-- begin MATERIAL SUPPLIED --

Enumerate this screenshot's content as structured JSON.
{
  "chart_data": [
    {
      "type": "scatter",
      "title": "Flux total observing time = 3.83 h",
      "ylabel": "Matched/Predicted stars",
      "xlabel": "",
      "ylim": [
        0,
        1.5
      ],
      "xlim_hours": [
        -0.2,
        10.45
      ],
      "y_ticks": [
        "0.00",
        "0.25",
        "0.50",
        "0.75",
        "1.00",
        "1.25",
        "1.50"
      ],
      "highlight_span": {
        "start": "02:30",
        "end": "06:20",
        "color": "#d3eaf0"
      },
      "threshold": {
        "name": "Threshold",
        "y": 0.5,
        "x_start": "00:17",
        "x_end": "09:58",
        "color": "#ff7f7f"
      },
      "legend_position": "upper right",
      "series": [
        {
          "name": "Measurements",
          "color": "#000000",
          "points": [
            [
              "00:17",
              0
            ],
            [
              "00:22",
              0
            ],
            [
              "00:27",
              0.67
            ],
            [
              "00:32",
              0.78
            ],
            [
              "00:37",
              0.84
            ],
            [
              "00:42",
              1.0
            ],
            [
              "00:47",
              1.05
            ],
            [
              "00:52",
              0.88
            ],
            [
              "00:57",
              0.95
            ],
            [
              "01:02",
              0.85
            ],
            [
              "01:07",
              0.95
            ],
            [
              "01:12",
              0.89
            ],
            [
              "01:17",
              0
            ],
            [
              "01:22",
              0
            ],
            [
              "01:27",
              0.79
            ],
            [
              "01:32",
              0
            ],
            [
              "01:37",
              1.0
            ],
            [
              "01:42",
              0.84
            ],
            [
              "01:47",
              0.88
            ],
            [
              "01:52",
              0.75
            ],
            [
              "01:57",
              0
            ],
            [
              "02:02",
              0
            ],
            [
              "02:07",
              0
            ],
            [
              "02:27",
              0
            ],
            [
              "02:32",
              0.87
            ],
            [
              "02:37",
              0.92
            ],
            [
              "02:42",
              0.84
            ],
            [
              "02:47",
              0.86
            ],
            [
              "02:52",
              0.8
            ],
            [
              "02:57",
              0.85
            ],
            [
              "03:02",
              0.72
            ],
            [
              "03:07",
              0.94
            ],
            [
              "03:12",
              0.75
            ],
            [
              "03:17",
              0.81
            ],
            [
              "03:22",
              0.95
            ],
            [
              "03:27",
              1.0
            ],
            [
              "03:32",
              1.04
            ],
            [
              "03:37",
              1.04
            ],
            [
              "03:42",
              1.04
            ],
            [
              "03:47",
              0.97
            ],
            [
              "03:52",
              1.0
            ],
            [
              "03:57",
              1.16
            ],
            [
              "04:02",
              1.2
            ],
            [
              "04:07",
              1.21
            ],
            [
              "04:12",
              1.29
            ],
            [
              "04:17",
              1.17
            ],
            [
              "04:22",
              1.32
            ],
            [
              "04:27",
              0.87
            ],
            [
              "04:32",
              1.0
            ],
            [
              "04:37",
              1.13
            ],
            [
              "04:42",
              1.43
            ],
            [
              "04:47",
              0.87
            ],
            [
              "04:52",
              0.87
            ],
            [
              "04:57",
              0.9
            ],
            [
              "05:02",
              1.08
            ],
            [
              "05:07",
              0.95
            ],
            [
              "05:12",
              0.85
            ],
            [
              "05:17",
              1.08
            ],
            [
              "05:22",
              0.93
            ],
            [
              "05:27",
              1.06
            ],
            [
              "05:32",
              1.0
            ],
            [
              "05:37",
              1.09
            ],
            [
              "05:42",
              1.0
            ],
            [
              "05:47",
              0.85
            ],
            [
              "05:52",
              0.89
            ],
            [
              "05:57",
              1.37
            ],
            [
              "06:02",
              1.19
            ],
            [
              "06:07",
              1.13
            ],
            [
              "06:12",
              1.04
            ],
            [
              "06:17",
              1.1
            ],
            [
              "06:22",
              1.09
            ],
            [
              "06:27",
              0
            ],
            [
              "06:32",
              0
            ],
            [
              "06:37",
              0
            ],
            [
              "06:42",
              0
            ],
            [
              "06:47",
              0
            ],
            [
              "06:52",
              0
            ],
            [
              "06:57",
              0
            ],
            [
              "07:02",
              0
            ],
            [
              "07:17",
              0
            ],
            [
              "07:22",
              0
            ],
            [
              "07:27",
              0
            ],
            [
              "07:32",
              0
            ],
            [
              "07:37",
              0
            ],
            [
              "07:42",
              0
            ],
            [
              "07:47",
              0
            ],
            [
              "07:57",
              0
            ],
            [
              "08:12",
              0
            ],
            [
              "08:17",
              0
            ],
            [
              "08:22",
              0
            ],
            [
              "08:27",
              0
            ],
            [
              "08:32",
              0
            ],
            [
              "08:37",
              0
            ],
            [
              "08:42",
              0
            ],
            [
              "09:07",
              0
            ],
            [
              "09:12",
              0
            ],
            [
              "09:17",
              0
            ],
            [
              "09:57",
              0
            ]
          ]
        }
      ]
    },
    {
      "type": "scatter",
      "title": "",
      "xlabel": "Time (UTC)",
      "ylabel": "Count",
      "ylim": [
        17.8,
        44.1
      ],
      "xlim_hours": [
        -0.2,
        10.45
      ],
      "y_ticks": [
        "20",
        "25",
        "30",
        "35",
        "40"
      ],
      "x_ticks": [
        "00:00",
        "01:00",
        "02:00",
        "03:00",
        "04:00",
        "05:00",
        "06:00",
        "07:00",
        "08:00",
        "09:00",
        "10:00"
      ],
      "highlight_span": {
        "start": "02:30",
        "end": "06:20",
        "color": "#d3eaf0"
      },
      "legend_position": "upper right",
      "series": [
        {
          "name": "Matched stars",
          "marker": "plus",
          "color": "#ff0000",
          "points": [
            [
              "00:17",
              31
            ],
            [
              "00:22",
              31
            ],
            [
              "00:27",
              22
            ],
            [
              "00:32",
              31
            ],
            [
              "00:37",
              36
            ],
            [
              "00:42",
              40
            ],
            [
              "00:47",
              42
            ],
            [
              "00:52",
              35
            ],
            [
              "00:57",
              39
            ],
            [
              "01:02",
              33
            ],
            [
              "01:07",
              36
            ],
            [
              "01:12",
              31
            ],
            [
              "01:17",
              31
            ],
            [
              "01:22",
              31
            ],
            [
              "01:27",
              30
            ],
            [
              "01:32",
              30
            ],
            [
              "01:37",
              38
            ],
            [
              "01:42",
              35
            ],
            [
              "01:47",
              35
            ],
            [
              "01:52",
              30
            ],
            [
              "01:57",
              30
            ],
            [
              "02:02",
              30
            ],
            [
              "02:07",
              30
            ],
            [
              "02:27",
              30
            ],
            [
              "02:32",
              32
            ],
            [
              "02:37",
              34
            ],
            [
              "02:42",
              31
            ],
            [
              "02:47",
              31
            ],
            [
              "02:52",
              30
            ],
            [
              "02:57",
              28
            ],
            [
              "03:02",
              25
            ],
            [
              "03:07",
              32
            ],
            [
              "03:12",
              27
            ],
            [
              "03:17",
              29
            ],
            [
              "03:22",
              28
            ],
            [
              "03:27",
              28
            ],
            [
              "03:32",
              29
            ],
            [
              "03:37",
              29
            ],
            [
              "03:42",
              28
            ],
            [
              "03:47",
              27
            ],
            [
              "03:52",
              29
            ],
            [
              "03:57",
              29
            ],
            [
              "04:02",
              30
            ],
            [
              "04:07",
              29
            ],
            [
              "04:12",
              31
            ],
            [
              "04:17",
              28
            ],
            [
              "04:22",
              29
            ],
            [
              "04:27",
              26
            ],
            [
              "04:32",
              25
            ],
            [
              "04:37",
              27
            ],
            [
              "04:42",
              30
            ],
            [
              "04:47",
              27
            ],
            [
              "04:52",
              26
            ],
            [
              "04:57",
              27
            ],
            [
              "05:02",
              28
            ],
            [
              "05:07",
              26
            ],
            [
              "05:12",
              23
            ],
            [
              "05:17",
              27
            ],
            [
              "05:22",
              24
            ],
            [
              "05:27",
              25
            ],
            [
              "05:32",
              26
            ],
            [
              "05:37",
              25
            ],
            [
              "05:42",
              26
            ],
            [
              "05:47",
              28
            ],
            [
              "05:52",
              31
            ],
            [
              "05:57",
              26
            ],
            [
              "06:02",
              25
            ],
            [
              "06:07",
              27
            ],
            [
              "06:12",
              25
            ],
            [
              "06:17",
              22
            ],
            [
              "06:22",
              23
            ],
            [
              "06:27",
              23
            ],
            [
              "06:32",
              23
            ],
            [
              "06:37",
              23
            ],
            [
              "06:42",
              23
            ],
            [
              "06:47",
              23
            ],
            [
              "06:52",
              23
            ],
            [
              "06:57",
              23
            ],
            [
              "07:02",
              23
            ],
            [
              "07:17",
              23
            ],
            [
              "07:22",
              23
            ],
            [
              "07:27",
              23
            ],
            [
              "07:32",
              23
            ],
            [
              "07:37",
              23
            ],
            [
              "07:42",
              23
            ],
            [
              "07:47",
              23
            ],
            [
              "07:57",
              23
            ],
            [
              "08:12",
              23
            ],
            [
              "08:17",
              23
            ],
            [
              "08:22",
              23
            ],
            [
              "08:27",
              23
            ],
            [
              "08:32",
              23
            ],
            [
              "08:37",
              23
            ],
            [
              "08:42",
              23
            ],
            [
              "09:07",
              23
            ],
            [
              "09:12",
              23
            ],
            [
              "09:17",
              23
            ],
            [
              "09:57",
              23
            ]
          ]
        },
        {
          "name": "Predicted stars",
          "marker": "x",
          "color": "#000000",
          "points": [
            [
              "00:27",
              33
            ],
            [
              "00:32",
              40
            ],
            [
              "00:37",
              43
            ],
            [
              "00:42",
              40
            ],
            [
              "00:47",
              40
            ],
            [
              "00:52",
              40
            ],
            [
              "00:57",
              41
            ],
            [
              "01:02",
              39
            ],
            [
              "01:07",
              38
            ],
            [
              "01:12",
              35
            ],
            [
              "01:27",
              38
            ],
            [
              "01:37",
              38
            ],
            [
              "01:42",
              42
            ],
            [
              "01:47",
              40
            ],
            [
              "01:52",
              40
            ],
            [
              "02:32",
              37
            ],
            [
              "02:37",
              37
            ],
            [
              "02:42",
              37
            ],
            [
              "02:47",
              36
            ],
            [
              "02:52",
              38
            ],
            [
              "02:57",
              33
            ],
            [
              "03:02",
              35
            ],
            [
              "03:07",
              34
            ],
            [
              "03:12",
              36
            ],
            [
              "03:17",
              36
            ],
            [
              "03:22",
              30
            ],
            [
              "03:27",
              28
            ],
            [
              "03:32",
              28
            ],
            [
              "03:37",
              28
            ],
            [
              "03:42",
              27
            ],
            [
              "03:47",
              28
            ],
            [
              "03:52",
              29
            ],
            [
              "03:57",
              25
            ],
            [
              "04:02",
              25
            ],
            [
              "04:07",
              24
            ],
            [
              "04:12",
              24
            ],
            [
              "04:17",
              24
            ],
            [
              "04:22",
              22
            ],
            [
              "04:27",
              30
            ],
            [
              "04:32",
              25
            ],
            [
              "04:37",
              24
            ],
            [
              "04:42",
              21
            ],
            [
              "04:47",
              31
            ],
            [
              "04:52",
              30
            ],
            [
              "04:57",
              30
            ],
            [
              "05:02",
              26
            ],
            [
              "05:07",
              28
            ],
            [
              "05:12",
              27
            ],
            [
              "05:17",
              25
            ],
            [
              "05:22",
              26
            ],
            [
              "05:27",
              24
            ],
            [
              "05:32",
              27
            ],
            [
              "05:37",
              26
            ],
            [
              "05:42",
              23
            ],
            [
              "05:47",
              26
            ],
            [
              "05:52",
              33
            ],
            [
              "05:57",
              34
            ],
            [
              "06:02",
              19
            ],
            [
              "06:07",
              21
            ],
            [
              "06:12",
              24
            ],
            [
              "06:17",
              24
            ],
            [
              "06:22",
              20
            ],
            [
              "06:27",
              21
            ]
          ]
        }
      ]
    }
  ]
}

-- end MATERIAL SUPPLIED --

■ PROBLEM STATEMENT
Search the listing for the word "Predicted". Copy every line in which it occurs.

■ TASK OUTPUT
      "ylabel": "Matched/Predicted stars",
          "name": "Predicted stars",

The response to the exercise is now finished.